Exercise goal
Copy out the records verbatim from their first line through the line that contains "x-tick-label: 3 bbox=[207, 529, 218, 549]", with both of those lines included.

Data to process
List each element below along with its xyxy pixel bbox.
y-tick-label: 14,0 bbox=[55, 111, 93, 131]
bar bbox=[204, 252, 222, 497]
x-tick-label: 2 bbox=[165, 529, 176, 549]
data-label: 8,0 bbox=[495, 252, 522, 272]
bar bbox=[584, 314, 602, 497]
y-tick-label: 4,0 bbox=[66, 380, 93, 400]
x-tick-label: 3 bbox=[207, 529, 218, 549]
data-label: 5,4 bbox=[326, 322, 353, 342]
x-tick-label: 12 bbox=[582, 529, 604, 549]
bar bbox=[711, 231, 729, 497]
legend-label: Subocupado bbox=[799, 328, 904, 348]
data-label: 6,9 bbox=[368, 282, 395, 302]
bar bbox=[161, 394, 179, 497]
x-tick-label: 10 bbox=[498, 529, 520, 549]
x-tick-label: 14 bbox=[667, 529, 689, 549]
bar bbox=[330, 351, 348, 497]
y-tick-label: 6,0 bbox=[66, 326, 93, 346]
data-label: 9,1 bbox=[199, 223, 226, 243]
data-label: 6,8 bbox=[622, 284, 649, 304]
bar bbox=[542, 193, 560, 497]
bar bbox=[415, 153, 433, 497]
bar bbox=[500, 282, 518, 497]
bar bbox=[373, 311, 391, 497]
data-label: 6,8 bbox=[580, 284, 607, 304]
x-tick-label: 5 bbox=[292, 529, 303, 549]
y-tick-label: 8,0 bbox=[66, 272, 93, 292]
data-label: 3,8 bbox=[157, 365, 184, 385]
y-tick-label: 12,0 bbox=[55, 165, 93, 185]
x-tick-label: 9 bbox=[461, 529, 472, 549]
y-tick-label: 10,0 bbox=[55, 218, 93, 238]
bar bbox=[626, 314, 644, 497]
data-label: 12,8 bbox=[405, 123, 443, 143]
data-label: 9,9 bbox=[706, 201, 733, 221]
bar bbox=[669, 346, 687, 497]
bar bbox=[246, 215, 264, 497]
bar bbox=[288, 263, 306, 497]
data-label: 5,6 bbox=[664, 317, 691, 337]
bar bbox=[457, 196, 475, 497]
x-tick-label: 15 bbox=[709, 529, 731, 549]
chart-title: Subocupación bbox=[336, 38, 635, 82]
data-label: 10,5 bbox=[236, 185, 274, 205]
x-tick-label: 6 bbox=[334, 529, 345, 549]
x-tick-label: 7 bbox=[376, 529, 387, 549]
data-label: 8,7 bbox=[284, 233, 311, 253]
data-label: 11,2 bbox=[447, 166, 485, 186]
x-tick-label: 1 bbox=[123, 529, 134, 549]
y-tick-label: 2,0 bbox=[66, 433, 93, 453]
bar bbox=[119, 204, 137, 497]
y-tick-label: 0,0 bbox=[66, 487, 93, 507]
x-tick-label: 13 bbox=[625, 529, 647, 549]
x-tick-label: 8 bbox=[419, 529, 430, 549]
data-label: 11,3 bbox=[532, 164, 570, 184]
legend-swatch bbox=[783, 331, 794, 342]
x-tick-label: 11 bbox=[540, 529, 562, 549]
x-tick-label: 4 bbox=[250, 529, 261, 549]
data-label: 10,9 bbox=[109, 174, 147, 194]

The solution
List each element below along with its xyxy pixel bbox.
y-tick-label: 14,0 bbox=[55, 111, 93, 131]
bar bbox=[204, 252, 222, 497]
x-tick-label: 2 bbox=[165, 529, 176, 549]
data-label: 8,0 bbox=[495, 252, 522, 272]
bar bbox=[584, 314, 602, 497]
y-tick-label: 4,0 bbox=[66, 380, 93, 400]
x-tick-label: 3 bbox=[207, 529, 218, 549]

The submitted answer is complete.